== Stored data ==
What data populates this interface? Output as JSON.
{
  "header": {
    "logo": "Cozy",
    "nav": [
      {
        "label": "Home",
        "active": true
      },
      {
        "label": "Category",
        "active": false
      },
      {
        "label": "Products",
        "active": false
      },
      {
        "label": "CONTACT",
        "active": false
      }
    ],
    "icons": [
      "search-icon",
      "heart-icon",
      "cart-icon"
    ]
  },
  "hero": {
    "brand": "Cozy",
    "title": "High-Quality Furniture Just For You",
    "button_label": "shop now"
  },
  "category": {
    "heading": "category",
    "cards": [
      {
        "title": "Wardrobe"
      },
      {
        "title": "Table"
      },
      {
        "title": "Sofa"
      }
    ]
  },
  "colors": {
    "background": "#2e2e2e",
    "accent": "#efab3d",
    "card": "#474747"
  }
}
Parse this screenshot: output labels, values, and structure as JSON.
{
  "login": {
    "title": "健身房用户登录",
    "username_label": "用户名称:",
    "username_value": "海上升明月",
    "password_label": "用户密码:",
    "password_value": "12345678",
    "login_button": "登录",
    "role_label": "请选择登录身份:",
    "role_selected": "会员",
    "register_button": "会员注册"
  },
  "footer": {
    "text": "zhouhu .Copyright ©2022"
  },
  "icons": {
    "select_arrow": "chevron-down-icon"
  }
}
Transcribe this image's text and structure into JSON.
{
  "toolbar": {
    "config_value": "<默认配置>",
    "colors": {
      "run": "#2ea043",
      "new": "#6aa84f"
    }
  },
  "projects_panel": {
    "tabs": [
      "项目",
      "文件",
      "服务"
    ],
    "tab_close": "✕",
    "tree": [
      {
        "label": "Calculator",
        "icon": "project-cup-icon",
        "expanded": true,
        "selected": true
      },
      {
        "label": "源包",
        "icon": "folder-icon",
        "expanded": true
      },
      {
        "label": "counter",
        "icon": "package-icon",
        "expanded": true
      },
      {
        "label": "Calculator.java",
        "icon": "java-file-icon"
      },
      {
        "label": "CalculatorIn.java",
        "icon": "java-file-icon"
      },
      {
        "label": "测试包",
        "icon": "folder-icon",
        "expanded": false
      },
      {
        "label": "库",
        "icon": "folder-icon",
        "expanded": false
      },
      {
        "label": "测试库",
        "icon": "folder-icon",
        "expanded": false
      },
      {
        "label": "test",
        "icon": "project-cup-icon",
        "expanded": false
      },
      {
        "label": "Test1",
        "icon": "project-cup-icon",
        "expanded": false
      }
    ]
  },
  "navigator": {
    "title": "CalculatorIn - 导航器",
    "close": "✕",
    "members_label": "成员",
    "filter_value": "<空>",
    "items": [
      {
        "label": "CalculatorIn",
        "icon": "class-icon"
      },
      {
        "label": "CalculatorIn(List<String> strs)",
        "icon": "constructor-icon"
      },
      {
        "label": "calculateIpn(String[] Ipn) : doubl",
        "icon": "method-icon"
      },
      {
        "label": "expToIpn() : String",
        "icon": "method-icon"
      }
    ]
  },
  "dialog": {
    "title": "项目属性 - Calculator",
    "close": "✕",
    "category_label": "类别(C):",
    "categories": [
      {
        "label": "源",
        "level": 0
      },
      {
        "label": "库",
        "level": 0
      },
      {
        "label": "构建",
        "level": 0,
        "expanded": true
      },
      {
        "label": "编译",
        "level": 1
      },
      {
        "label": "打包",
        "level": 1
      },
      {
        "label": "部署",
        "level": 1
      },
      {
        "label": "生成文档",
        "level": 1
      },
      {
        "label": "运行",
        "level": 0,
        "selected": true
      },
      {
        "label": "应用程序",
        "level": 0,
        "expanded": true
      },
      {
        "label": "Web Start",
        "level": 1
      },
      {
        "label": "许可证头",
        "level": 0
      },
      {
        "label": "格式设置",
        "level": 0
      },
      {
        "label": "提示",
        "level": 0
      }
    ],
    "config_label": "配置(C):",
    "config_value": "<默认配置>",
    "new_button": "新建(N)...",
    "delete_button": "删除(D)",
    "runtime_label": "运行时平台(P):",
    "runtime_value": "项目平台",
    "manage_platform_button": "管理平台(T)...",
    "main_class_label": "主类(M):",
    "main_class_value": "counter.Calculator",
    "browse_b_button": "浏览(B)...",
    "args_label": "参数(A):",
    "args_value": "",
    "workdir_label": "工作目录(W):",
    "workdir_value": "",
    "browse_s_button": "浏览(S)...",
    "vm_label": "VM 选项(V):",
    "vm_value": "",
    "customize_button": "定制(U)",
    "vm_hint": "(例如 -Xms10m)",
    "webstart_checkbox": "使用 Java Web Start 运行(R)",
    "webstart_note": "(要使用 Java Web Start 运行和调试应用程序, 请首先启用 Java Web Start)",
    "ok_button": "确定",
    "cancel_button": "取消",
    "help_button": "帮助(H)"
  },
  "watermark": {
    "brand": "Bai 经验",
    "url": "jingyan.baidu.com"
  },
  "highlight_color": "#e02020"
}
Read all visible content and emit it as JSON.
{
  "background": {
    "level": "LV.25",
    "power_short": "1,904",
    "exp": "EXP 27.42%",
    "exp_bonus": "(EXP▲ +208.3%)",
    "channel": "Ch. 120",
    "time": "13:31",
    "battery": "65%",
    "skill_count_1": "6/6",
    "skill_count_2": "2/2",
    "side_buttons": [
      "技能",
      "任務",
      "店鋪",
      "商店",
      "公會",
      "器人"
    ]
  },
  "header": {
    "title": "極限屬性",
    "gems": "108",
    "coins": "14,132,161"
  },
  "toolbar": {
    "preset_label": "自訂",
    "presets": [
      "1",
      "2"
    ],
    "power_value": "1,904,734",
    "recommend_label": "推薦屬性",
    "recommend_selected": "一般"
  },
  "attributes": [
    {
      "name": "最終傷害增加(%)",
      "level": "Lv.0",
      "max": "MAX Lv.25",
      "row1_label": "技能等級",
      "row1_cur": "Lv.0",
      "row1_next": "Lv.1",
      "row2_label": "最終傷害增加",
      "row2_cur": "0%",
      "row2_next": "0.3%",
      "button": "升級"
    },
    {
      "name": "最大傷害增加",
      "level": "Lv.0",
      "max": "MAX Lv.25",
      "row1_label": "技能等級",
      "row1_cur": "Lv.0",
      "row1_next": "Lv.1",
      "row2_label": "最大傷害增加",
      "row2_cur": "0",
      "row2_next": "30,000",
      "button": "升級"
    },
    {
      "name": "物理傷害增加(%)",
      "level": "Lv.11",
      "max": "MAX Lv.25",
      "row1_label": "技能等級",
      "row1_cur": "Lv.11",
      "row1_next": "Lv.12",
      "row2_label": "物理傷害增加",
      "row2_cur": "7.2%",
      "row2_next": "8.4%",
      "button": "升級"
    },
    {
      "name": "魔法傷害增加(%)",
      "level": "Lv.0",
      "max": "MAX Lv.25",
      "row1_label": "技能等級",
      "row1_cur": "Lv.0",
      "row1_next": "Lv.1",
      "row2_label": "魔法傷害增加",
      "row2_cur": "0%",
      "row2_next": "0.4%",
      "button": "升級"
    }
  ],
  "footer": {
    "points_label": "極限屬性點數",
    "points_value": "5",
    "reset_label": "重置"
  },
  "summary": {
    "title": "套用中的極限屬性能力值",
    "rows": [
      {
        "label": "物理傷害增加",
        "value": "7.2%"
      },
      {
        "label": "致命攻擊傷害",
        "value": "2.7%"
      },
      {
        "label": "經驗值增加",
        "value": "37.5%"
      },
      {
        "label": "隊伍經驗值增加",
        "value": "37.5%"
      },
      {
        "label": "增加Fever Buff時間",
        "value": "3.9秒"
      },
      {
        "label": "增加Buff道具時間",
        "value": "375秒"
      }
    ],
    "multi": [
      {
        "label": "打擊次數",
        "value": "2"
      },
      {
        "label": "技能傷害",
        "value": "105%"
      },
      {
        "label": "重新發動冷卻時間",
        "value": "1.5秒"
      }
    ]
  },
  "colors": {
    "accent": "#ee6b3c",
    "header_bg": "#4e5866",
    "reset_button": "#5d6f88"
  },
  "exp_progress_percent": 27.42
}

== Description of the task ==
Collect every line with the string "counter" from the records, and copy each.

== Complete answer ==
        "label": "counter",
    "main_class_value": "counter.Calculator",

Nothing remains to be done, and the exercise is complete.